- Exercise brief
Pull out each line of the data that includes the word "生活与科学".

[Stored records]
_ _ _ _ _

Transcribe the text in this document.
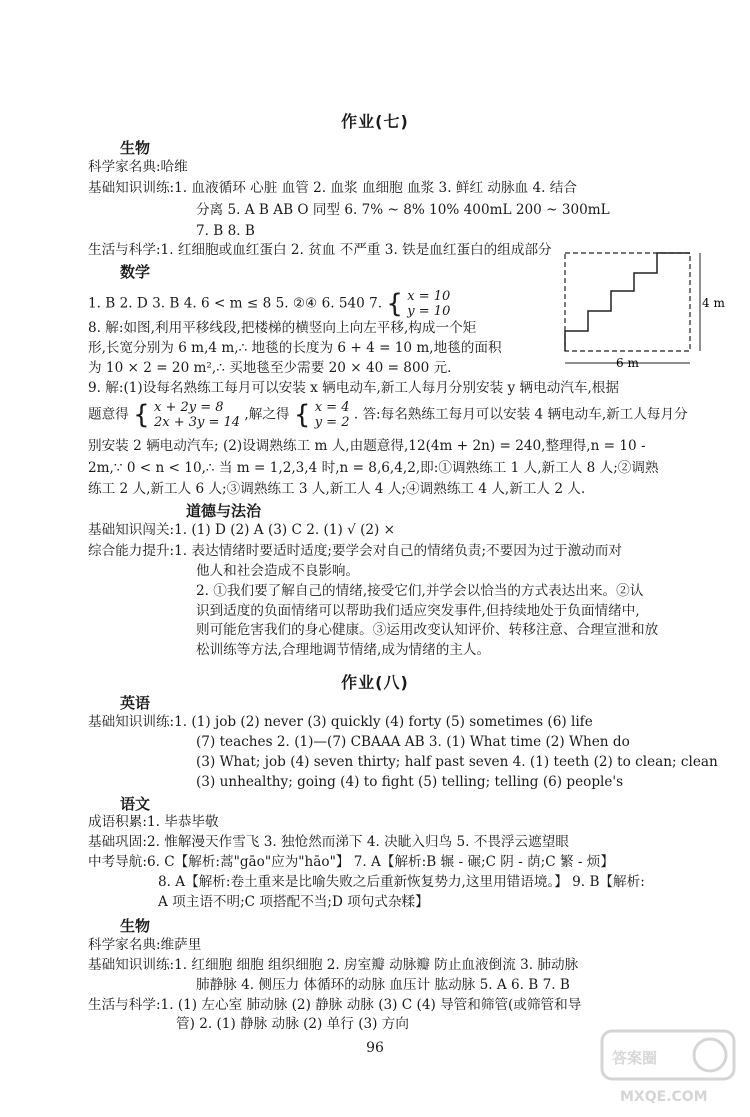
作业(七)
生物
科学家名典:哈维
基础知识训练:1. 血液循环 心脏 血管 2. 血浆 血细胞 血浆 3. 鲜红 动脉血 4. 结合
分离 5. A B AB O 同型 6. 7% ~ 8% 10% 400mL 200 ~ 300mL
7. B 8. B
生活与科学:1. 红细胞或血红蛋白 2. 贫血 不严重 3. 铁是血红蛋白的组成部分
数学
1. B 2. D 3. B 4. 6 < m ≤ 8 5. ②④ 6. 540 7. { x = 10
y = 10
8. 解:如图,利用平移线段,把楼梯的横竖向上向左平移,构成一个矩
形,长宽分别为 6 m,4 m,∴ 地毯的长度为 6 + 4 = 10 m,地毯的面积
为 10 × 2 = 20 m²,∴ 买地毯至少需要 20 × 40 = 800 元.
4 m
6 m
9. 解:(1)设每名熟练工每月可以安装 x 辆电动车,新工人每月分别安装 y 辆电动汽车,根据
题意得 { x + 2y = 8
2x + 3y = 14 ,解之得 { x = 4
y = 2 . 答:每名熟练工每月可以安装 4 辆电动车,新工人每月分
别安装 2 辆电动汽车; (2)设调熟练工 m 人,由题意得,12(4m + 2n) = 240,整理得,n = 10 -
2m,∵ 0 < n < 10,∴ 当 m = 1,2,3,4 时,n = 8,6,4,2,即:①调熟练工 1 人,新工人 8 人;②调熟
练工 2 人,新工人 6 人;③调熟练工 3 人,新工人 4 人;④调熟练工 4 人,新工人 2 人.
道德与法治
基础知识闯关:1. (1) D (2) A (3) C 2. (1) √ (2) ×
综合能力提升:1. 表达情绪时要适时适度;要学会对自己的情绪负责;不要因为过于激动而对
他人和社会造成不良影响。
2. ①我们要了解自己的情绪,接受它们,并学会以恰当的方式表达出来。②认
识到适度的负面情绪可以帮助我们适应突发事件,但持续地处于负面情绪中,
则可能危害我们的身心健康。③运用改变认知评价、转移注意、合理宣泄和放
松训练等方法,合理地调节情绪,成为情绪的主人。
作业(八)
英语
基础知识训练:1. (1) job (2) never (3) quickly (4) forty (5) sometimes (6) life
(7) teaches 2. (1)—(7) CBAAA AB 3. (1) What time (2) When do
(3) What; job (4) seven thirty; half past seven 4. (1) teeth (2) to clean; clean
(3) unhealthy; going (4) to fight (5) telling; telling (6) people's
语文
成语积累:1. 毕恭毕敬
基础巩固:2. 惟解漫天作雪飞 3. 独怆然而涕下 4. 决眦入归鸟 5. 不畏浮云遮望眼
中考导航:6. C【解析:蒿"gāo"应为"hāo"】 7. A【解析:B 辗 - 碾;C 阴 - 荫;C 繁 - 烦】
8. A【解析:卷土重来是比喻失败之后重新恢复势力,这里用错语境。】 9. B【解析:
A 项主语不明;C 项搭配不当;D 项句式杂糅】
生物
科学家名典:维萨里
基础知识训练:1. 红细胞 细胞 组织细胞 2. 房室瓣 动脉瓣 防止血液倒流 3. 肺动脉
肺静脉 4. 侧压力 体循环的动脉 血压计 肱动脉 5. A 6. B 7. B
生活与科学:1. (1) 左心室 肺动脉 (2) 静脉 动脉 (3) C (4) 导管和筛管(或筛管和导
管) 2. (1) 静脉 动脉 (2) 单行 (3) 方向
96
答案圈
MXQE.COM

_ _ _ _ _

- Correct answer
生活与科学:1. 红细胞或血红蛋白 2. 贫血 不严重 3. 铁是血红蛋白的组成部分
生活与科学:1. (1) 左心室 肺动脉 (2) 静脉 动脉 (3) C (4) 导管和筛管(或筛管和导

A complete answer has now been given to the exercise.